Exercise goal —
Your task is to output the listing word for word, with pictures excluded.

────────────────

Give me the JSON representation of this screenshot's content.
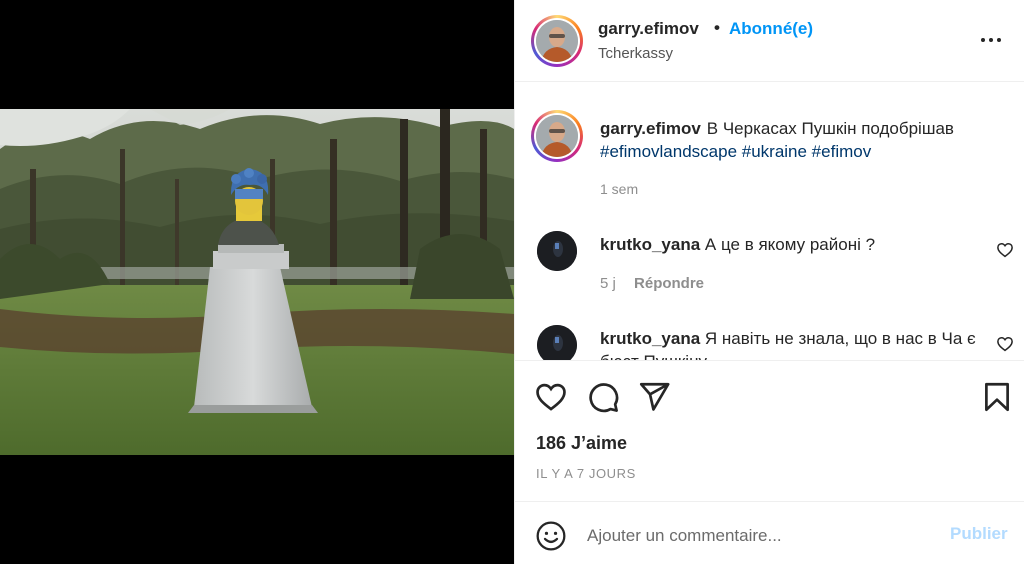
{
  "post": {
    "author": "garry.efimov",
    "separator": "•",
    "follow_label": "Abonné(e)",
    "location": "Tcherkassy",
    "more_icon": "more-horizontal-icon"
  },
  "caption": {
    "author": "garry.efimov",
    "text": "В Черкасах Пушкін подобрішав",
    "hashtags": "#efimovlandscape #ukraine #efimov",
    "time": "1 sem"
  },
  "comments": [
    {
      "author": "krutko_yana",
      "text": "А це в якому районі ?",
      "time": "5 j",
      "reply_label": "Répondre"
    },
    {
      "author": "krutko_yana",
      "text": "Я навіть не знала, що в нас в Ча є бюст Пушкіну"
    }
  ],
  "actions": {
    "icons": [
      "heart-icon",
      "comment-icon",
      "share-icon",
      "bookmark-icon"
    ],
    "likes": "186 J’aime",
    "timestamp": "IL Y A 7 JOURS"
  },
  "add_comment": {
    "placeholder": "Ajouter un commentaire...",
    "publish_label": "Publier"
  },
  "colors": {
    "accent": "#0095f6",
    "publish_disabled": "#b3dbff",
    "text": "#262626",
    "muted": "#8e8e8e"
  }
}
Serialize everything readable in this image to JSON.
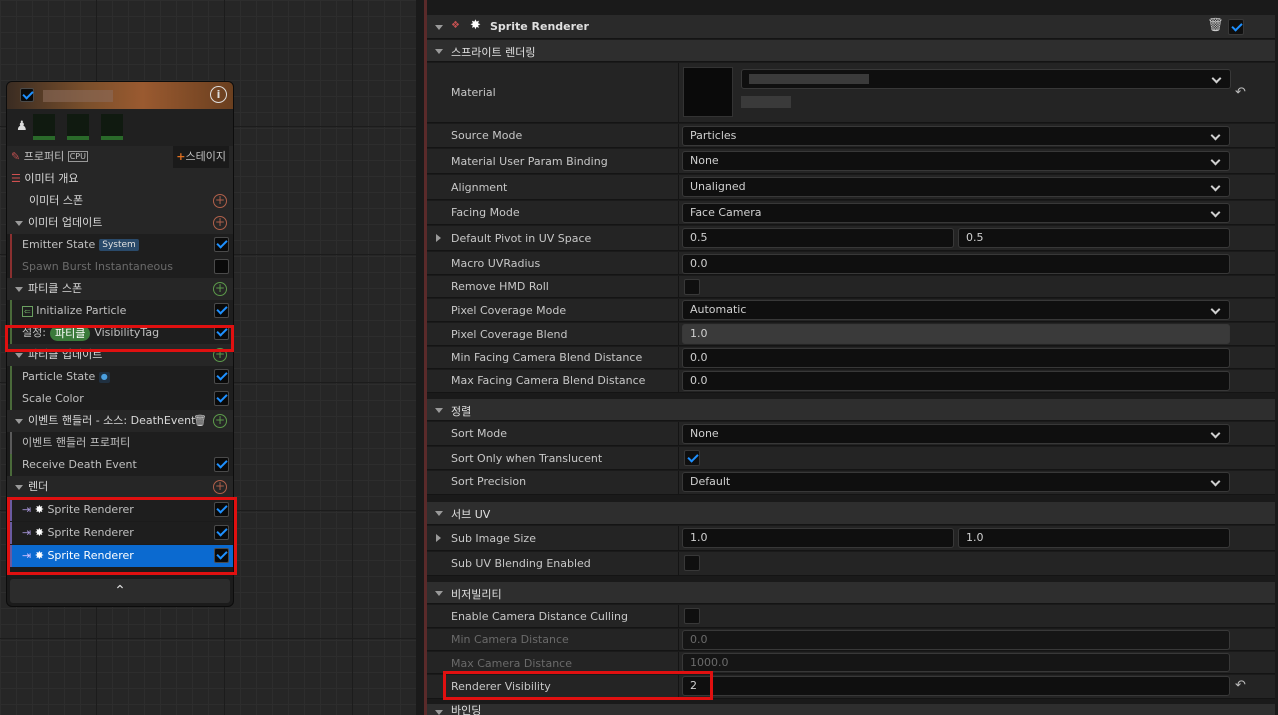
{
  "node": {
    "title_icon": "info-icon",
    "toolbar": {
      "properties_label": "프로퍼티",
      "cpu_badge": "CPU",
      "add_stage_label": "스테이지"
    },
    "emitter_summary": "이미터 개요",
    "emitter_spawn": "이미터 스폰",
    "emitter_update": "이미터 업데이트",
    "emitter_state": "Emitter State",
    "system_badge": "System",
    "spawn_burst": "Spawn Burst Instantaneous",
    "particle_spawn": "파티클 스폰",
    "initialize_particle": "Initialize Particle",
    "set_prefix": "설정:",
    "set_pill": "파티클",
    "set_name": "VisibilityTag",
    "particle_update": "파티클 업데이트",
    "particle_state": "Particle State",
    "scale_color": "Scale Color",
    "event_handler": "이벤트 핸들러 - 소스: DeathEvent",
    "event_handler_props": "이벤트 핸들러 프로퍼티",
    "receive_death": "Receive Death Event",
    "render": "렌더",
    "renderers": [
      "Sprite Renderer",
      "Sprite Renderer",
      "Sprite Renderer"
    ]
  },
  "details": {
    "header_title": "Sprite Renderer",
    "sections": {
      "sprite_rendering": "스프라이트 렌더링",
      "sorting": "정렬",
      "sub_uv": "서브 UV",
      "visibility": "비저빌리티",
      "binding": "바인딩"
    },
    "material_label": "Material",
    "source_mode": {
      "label": "Source Mode",
      "value": "Particles"
    },
    "mat_user_param": {
      "label": "Material User Param Binding",
      "value": "None"
    },
    "alignment": {
      "label": "Alignment",
      "value": "Unaligned"
    },
    "facing_mode": {
      "label": "Facing Mode",
      "value": "Face Camera"
    },
    "default_pivot": {
      "label": "Default Pivot in UV Space",
      "x": "0.5",
      "y": "0.5"
    },
    "macro_uv": {
      "label": "Macro UVRadius",
      "value": "0.0"
    },
    "remove_hmd": {
      "label": "Remove HMD Roll",
      "checked": false
    },
    "pixel_cov_mode": {
      "label": "Pixel Coverage Mode",
      "value": "Automatic"
    },
    "pixel_cov_blend": {
      "label": "Pixel Coverage Blend",
      "value": "1.0"
    },
    "min_facing": {
      "label": "Min Facing Camera Blend Distance",
      "value": "0.0"
    },
    "max_facing": {
      "label": "Max Facing Camera Blend Distance",
      "value": "0.0"
    },
    "sort_mode": {
      "label": "Sort Mode",
      "value": "None"
    },
    "sort_only_trans": {
      "label": "Sort Only when Translucent",
      "checked": true
    },
    "sort_precision": {
      "label": "Sort Precision",
      "value": "Default"
    },
    "sub_image_size": {
      "label": "Sub Image Size",
      "x": "1.0",
      "y": "1.0"
    },
    "sub_uv_blend": {
      "label": "Sub UV Blending Enabled",
      "checked": false
    },
    "enable_cam_cull": {
      "label": "Enable Camera Distance Culling",
      "checked": false
    },
    "min_cam_dist": {
      "label": "Min Camera Distance",
      "value": "0.0"
    },
    "max_cam_dist": {
      "label": "Max Camera Distance",
      "value": "1000.0"
    },
    "renderer_visibility": {
      "label": "Renderer Visibility",
      "value": "2"
    }
  }
}
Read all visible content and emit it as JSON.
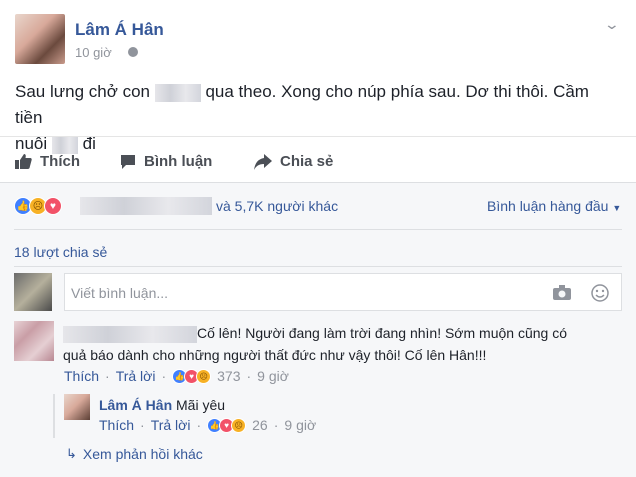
{
  "post": {
    "author": "Lâm Á Hân",
    "time": "10 giờ",
    "text_part1": "Sau lưng chở con",
    "text_part2": "qua theo. Xong cho núp phía sau. Dơ thi thôi. Cầm tiền",
    "text_part3": "nuôi",
    "text_part4": "đi"
  },
  "actions": {
    "like": "Thích",
    "comment": "Bình luận",
    "share": "Chia sẻ"
  },
  "reactions": {
    "others": "và 5,7K người khác",
    "sort_label": "Bình luận hàng đầu"
  },
  "shares": "18 lượt chia sẻ",
  "comment_input": {
    "placeholder": "Viết bình luận..."
  },
  "comments": [
    {
      "text_line1": "Cố lên! Người đang làm trời đang nhìn! Sớm muộn cũng có",
      "text_line2": "quả báo dành cho những người thất đức như vậy thôi! Cố lên Hân!!!",
      "like": "Thích",
      "reply": "Trả lời",
      "reaction_count": "373",
      "time": "9 giờ"
    }
  ],
  "reply": {
    "author": "Lâm Á Hân",
    "text": "Mãi yêu",
    "like": "Thích",
    "reply": "Trả lời",
    "reaction_count": "26",
    "time": "9 giờ"
  },
  "more_replies": "Xem phản hồi khác",
  "colors": {
    "link": "#365899",
    "like_blue": "#4080ff",
    "love_red": "#f25268",
    "sad_yellow": "#f7b125"
  }
}
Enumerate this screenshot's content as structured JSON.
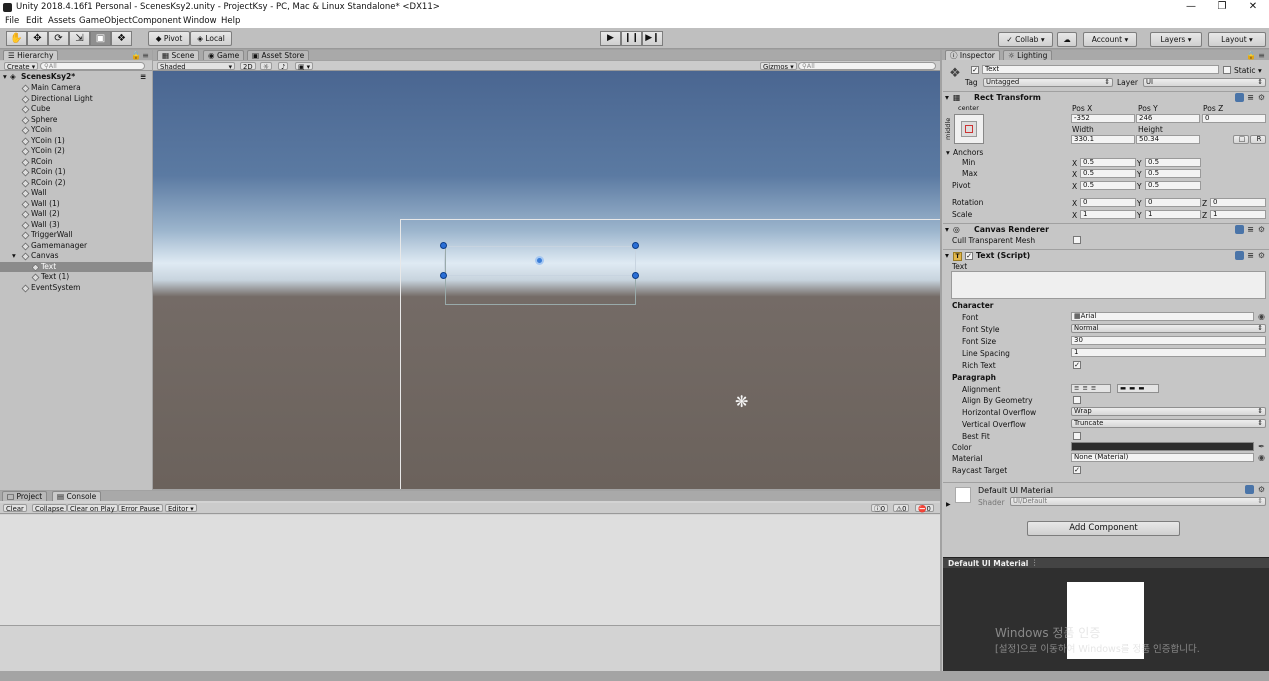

────────────────

Answer to the exercise —
Give me the JSON representation of this screenshot's content.
{
  "post": {
    "author": "garry.efimov",
    "separator": "•",
    "follow_label": "Abonné(e)",
    "location": "Tcherkassy",
    "more_icon": "more-horizontal-icon"
  },
  "caption": {
    "author": "garry.efimov",
    "text": "В Черкасах Пушкін подобрішав",
    "hashtags": "#efimovlandscape #ukraine #efimov",
    "time": "1 sem"
  },
  "comments": [
    {
      "author": "krutko_yana",
      "text": "А це в якому районі ?",
      "time": "5 j",
      "reply_label": "Répondre"
    },
    {
      "author": "krutko_yana",
      "text": "Я навіть не знала, що в нас в Ча є бюст Пушкіну"
    }
  ],
  "actions": {
    "icons": [
      "heart-icon",
      "comment-icon",
      "share-icon",
      "bookmark-icon"
    ],
    "likes": "186 J’aime",
    "timestamp": "IL Y A 7 JOURS"
  },
  "add_comment": {
    "placeholder": "Ajouter un commentaire...",
    "publish_label": "Publier"
  },
  "colors": {
    "accent": "#0095f6",
    "publish_disabled": "#b3dbff",
    "text": "#262626",
    "muted": "#8e8e8e"
  }
}
Serialize everything readable in this image to JSON.
{
  "node": {
    "title_icon": "info-icon",
    "toolbar": {
      "properties_label": "프로퍼티",
      "cpu_badge": "CPU",
      "add_stage_label": "스테이지"
    },
    "emitter_summary": "이미터 개요",
    "emitter_spawn": "이미터 스폰",
    "emitter_update": "이미터 업데이트",
    "emitter_state": "Emitter State",
    "system_badge": "System",
    "spawn_burst": "Spawn Burst Instantaneous",
    "particle_spawn": "파티클 스폰",
    "initialize_particle": "Initialize Particle",
    "set_prefix": "설정:",
    "set_pill": "파티클",
    "set_name": "VisibilityTag",
    "particle_update": "파티클 업데이트",
    "particle_state": "Particle State",
    "scale_color": "Scale Color",
    "event_handler": "이벤트 핸들러 - 소스: DeathEvent",
    "event_handler_props": "이벤트 핸들러 프로퍼티",
    "receive_death": "Receive Death Event",
    "render": "렌더",
    "renderers": [
      "Sprite Renderer",
      "Sprite Renderer",
      "Sprite Renderer"
    ]
  },
  "details": {
    "header_title": "Sprite Renderer",
    "sections": {
      "sprite_rendering": "스프라이트 렌더링",
      "sorting": "정렬",
      "sub_uv": "서브 UV",
      "visibility": "비저빌리티",
      "binding": "바인딩"
    },
    "material_label": "Material",
    "source_mode": {
      "label": "Source Mode",
      "value": "Particles"
    },
    "mat_user_param": {
      "label": "Material User Param Binding",
      "value": "None"
    },
    "alignment": {
      "label": "Alignment",
      "value": "Unaligned"
    },
    "facing_mode": {
      "label": "Facing Mode",
      "value": "Face Camera"
    },
    "default_pivot": {
      "label": "Default Pivot in UV Space",
      "x": "0.5",
      "y": "0.5"
    },
    "macro_uv": {
      "label": "Macro UVRadius",
      "value": "0.0"
    },
    "remove_hmd": {
      "label": "Remove HMD Roll",
      "checked": false
    },
    "pixel_cov_mode": {
      "label": "Pixel Coverage Mode",
      "value": "Automatic"
    },
    "pixel_cov_blend": {
      "label": "Pixel Coverage Blend",
      "value": "1.0"
    },
    "min_facing": {
      "label": "Min Facing Camera Blend Distance",
      "value": "0.0"
    },
    "max_facing": {
      "label": "Max Facing Camera Blend Distance",
      "value": "0.0"
    },
    "sort_mode": {
      "label": "Sort Mode",
      "value": "None"
    },
    "sort_only_trans": {
      "label": "Sort Only when Translucent",
      "checked": true
    },
    "sort_precision": {
      "label": "Sort Precision",
      "value": "Default"
    },
    "sub_image_size": {
      "label": "Sub Image Size",
      "x": "1.0",
      "y": "1.0"
    },
    "sub_uv_blend": {
      "label": "Sub UV Blending Enabled",
      "checked": false
    },
    "enable_cam_cull": {
      "label": "Enable Camera Distance Culling",
      "checked": false
    },
    "min_cam_dist": {
      "label": "Min Camera Distance",
      "value": "0.0"
    },
    "max_cam_dist": {
      "label": "Max Camera Distance",
      "value": "1000.0"
    },
    "renderer_visibility": {
      "label": "Renderer Visibility",
      "value": "2"
    }
  }
}
Read all visible content and emit it as JSON.
{
  "post": {
    "author": "Lâm Á Hân",
    "time": "10 giờ",
    "text_part1": "Sau lưng chở con",
    "text_part2": "qua theo. Xong cho núp phía sau. Dơ thi thôi. Cầm tiền",
    "text_part3": "nuôi",
    "text_part4": "đi"
  },
  "actions": {
    "like": "Thích",
    "comment": "Bình luận",
    "share": "Chia sẻ"
  },
  "reactions": {
    "others": "và 5,7K người khác",
    "sort_label": "Bình luận hàng đầu"
  },
  "shares": "18 lượt chia sẻ",
  "comment_input": {
    "placeholder": "Viết bình luận..."
  },
  "comments": [
    {
      "text_line1": "Cố lên! Người đang làm trời đang nhìn! Sớm muộn cũng có",
      "text_line2": "quả báo dành cho những người thất đức như vậy thôi! Cố lên Hân!!!",
      "like": "Thích",
      "reply": "Trả lời",
      "reaction_count": "373",
      "time": "9 giờ"
    }
  ],
  "reply": {
    "author": "Lâm Á Hân",
    "text": "Mãi yêu",
    "like": "Thích",
    "reply": "Trả lời",
    "reaction_count": "26",
    "time": "9 giờ"
  },
  "more_replies": "Xem phản hồi khác",
  "colors": {
    "link": "#365899",
    "like_blue": "#4080ff",
    "love_red": "#f25268",
    "sad_yellow": "#f7b125"
  }
}
Enumerate this screenshot's content as structured JSON.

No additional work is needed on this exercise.